# Excerpted records
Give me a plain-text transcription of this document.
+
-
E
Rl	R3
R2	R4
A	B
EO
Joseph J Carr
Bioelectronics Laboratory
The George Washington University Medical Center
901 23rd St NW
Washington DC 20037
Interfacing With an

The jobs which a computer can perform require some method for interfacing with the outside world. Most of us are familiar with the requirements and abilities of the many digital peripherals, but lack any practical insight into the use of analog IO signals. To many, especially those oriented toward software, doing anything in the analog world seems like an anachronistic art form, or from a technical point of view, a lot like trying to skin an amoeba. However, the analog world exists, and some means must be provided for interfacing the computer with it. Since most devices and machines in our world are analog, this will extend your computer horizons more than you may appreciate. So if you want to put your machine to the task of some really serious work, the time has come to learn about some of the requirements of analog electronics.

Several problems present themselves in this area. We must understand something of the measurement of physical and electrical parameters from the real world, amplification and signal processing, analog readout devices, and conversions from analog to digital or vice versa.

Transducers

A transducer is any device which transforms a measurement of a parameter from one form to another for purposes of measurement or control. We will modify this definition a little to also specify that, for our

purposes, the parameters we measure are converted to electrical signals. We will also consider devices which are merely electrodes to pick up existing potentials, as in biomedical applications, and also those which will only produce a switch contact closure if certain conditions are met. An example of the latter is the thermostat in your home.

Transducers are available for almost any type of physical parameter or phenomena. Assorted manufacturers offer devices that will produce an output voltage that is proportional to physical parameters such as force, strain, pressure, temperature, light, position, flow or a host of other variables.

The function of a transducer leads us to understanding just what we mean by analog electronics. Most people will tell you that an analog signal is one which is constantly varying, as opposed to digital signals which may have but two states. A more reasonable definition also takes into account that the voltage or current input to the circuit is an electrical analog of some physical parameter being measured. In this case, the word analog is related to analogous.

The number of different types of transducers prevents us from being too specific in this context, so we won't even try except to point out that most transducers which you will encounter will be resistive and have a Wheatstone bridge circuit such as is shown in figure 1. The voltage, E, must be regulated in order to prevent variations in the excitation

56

# Aim of the task
Scan the material and collect every line that contains "purposes".

# Completed exercise
A transducer is any device which transforms a measurement of a parameter from one form to another for purposes of measurement or control. We will modify this definition a little to also specify that, for our
purposes, the parameters we measure are converted to electrical signals. We will also consider devices which are merely electrodes to pick up existing potentials, as in biomedical applications, and also those which will only produce a switch contact closure if certain conditions are met. An example of the latter is the thermostat in your home.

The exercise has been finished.